Stated exercise: Copy the lines word for word, from the line containing "Extract all elements" through the line containing "vial-cap xyxy=(419,47,493,83)", including both.
####################
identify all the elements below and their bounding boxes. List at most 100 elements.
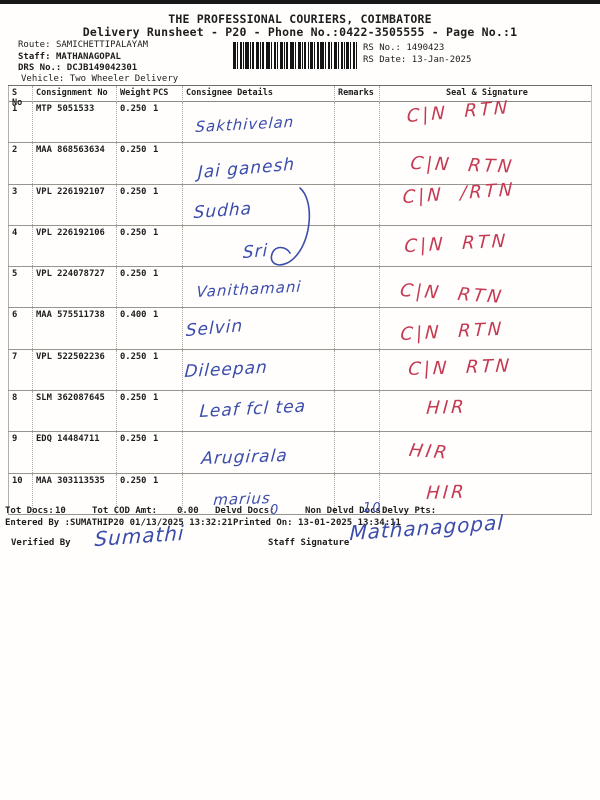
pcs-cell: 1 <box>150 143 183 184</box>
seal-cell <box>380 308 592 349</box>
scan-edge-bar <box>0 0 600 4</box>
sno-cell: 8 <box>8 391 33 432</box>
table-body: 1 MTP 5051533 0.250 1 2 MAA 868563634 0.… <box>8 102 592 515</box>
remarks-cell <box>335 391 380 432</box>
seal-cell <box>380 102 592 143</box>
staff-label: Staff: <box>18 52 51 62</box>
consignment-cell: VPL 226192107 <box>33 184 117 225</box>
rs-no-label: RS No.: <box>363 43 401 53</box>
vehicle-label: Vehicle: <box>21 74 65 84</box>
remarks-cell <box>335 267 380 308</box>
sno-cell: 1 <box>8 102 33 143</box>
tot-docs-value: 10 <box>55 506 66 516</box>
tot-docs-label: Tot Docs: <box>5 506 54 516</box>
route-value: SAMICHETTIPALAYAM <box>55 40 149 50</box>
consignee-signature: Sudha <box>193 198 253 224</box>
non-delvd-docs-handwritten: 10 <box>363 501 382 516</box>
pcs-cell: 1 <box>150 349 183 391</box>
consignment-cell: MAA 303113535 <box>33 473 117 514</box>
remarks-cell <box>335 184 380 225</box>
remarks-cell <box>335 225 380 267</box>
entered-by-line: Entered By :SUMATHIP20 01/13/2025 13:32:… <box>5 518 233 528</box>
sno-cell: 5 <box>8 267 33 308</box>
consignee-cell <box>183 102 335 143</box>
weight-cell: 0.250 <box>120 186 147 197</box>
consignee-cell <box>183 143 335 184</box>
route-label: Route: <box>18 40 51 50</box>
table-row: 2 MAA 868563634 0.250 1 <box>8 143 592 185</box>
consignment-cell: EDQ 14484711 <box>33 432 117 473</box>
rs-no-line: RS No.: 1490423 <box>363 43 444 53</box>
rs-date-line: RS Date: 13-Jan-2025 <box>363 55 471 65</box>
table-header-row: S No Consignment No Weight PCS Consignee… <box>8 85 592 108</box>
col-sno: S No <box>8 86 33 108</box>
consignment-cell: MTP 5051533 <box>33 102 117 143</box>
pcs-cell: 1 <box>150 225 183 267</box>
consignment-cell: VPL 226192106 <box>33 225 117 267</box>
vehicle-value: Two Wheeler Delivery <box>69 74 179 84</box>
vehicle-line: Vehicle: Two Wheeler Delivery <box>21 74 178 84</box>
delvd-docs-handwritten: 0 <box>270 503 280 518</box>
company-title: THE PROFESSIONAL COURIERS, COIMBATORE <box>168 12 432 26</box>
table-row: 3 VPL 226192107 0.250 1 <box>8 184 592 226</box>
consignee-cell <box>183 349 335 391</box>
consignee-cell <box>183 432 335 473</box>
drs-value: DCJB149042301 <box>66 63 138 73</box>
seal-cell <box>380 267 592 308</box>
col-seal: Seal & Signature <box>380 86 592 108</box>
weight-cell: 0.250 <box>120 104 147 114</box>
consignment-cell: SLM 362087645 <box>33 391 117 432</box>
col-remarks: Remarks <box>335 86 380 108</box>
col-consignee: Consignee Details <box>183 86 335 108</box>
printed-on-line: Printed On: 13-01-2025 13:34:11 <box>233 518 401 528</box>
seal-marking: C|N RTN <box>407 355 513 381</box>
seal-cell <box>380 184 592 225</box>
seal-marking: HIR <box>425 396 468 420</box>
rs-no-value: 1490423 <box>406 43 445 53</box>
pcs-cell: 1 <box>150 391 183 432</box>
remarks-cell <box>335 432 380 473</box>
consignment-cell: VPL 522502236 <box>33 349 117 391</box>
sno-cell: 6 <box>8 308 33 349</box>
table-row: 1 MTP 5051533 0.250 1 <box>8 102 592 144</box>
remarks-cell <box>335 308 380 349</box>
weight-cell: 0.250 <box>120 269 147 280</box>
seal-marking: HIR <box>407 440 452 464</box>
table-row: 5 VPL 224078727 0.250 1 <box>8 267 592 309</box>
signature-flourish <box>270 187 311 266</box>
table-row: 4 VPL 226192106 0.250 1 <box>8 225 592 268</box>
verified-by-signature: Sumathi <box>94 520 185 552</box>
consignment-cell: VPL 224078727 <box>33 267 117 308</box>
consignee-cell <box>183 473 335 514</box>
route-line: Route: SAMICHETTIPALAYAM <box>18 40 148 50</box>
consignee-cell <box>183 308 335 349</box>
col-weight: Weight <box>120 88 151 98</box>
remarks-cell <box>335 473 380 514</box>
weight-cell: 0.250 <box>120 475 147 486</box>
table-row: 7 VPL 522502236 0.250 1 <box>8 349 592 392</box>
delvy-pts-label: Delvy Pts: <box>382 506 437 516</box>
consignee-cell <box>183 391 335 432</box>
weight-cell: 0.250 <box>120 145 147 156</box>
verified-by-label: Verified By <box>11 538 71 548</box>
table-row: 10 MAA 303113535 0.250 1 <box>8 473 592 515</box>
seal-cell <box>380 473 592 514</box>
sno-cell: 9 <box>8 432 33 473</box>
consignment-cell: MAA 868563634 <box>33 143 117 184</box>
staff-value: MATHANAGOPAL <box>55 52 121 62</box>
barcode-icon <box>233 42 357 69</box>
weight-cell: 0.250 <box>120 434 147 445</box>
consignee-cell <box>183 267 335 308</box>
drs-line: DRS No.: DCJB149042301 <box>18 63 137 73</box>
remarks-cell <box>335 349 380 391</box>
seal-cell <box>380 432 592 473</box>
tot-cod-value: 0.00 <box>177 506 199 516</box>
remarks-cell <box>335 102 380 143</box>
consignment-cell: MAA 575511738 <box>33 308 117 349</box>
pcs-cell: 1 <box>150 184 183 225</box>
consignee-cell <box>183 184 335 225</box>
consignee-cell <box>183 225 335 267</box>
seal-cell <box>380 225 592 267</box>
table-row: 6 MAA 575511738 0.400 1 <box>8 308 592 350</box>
####################
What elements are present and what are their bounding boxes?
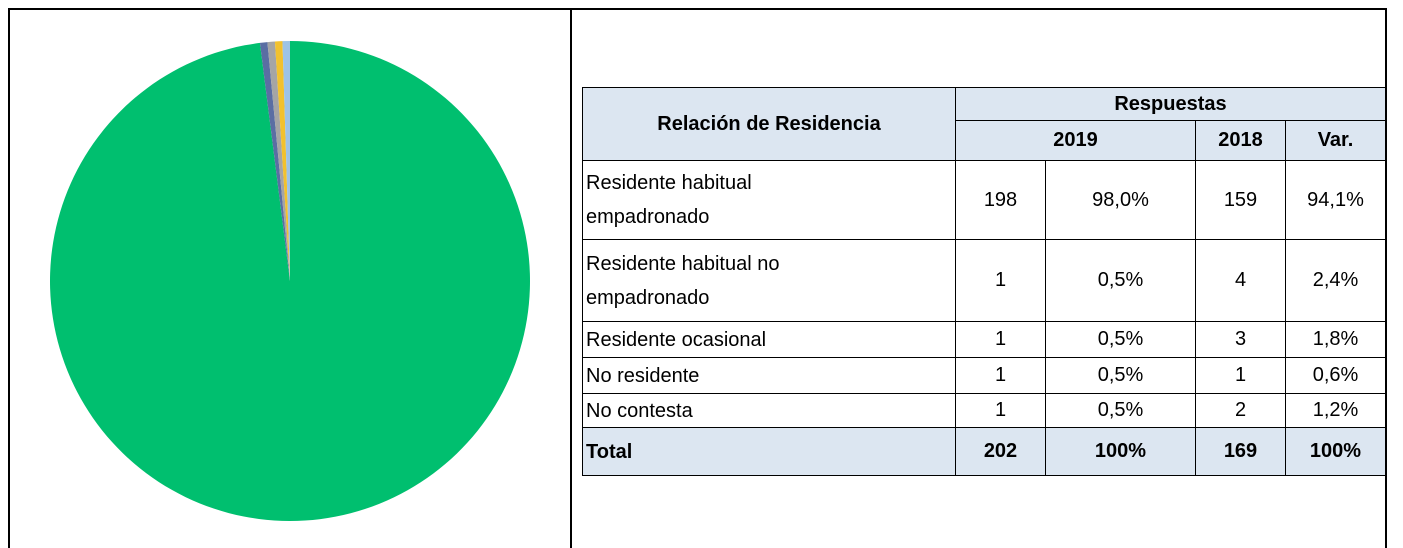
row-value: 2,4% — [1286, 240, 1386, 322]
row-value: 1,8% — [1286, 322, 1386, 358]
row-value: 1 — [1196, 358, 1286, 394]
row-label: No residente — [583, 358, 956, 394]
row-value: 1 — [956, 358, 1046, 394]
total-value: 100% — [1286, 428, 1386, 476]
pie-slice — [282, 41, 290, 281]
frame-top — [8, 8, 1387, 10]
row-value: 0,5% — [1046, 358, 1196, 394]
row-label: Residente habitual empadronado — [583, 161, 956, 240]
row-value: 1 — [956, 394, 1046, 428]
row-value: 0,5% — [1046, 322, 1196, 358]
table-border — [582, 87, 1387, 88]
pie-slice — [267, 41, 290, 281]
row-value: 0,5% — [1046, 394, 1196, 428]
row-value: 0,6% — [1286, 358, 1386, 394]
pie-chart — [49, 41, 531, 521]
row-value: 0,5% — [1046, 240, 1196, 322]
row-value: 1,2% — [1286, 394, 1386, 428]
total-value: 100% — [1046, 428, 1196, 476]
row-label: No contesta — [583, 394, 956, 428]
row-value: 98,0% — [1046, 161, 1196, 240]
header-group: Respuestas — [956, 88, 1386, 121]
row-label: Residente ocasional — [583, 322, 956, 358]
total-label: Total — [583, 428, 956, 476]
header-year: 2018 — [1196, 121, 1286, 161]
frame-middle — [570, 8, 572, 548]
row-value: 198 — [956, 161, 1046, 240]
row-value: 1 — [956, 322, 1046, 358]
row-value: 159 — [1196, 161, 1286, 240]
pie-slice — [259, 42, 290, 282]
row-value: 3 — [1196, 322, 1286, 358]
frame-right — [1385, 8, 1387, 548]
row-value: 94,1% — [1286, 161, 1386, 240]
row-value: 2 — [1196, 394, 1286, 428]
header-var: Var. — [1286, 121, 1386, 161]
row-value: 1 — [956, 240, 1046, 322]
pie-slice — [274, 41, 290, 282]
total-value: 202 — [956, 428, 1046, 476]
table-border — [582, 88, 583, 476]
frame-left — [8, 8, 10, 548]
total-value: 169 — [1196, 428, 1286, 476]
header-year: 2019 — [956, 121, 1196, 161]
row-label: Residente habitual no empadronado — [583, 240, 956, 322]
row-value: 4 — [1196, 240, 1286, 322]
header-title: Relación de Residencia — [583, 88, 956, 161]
####################
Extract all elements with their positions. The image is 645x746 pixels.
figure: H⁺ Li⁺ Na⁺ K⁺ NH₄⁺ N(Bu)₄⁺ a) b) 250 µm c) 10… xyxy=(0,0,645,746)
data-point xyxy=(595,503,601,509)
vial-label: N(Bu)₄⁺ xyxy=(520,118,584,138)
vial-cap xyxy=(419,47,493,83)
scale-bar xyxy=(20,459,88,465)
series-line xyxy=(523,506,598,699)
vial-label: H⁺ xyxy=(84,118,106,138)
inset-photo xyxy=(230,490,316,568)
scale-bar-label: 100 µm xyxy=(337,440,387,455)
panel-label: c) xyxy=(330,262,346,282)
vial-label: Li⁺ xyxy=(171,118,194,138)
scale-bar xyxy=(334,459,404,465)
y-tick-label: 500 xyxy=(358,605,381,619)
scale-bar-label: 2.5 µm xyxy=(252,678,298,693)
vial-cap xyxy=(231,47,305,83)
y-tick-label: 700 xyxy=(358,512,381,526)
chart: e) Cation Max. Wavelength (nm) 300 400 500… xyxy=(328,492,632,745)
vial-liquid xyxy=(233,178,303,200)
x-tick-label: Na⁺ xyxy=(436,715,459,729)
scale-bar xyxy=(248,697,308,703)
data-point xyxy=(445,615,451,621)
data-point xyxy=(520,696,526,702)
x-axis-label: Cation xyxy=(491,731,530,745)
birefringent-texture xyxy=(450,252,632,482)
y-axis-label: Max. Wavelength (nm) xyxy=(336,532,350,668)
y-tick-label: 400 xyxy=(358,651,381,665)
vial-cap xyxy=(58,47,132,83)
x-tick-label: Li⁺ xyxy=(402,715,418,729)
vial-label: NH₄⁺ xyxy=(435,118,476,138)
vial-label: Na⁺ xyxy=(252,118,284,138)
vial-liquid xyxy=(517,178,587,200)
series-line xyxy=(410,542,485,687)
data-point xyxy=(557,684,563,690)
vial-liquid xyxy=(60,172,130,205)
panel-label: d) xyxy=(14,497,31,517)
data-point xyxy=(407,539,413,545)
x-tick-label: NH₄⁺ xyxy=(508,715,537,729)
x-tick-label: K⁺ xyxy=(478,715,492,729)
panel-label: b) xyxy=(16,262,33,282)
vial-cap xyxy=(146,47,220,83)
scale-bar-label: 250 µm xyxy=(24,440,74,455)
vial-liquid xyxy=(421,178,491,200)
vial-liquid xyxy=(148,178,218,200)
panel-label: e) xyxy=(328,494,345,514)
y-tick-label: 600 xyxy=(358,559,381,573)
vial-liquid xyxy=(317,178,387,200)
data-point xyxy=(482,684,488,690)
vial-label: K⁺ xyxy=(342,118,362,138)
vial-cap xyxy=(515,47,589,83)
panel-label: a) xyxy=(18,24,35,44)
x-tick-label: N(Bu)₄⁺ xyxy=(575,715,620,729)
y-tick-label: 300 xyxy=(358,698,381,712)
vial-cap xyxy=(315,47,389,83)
####################
Response:
Extract all elements with their positions. The image is 645x746 pixels.
figure: H⁺ Li⁺ Na⁺ K⁺ NH₄⁺ N(Bu)₄⁺ a) b) 250 µm c) 10… xyxy=(0,0,645,746)
data-point xyxy=(595,503,601,509)
vial-label: N(Bu)₄⁺ xyxy=(520,118,584,138)
vial-cap xyxy=(419,47,493,83)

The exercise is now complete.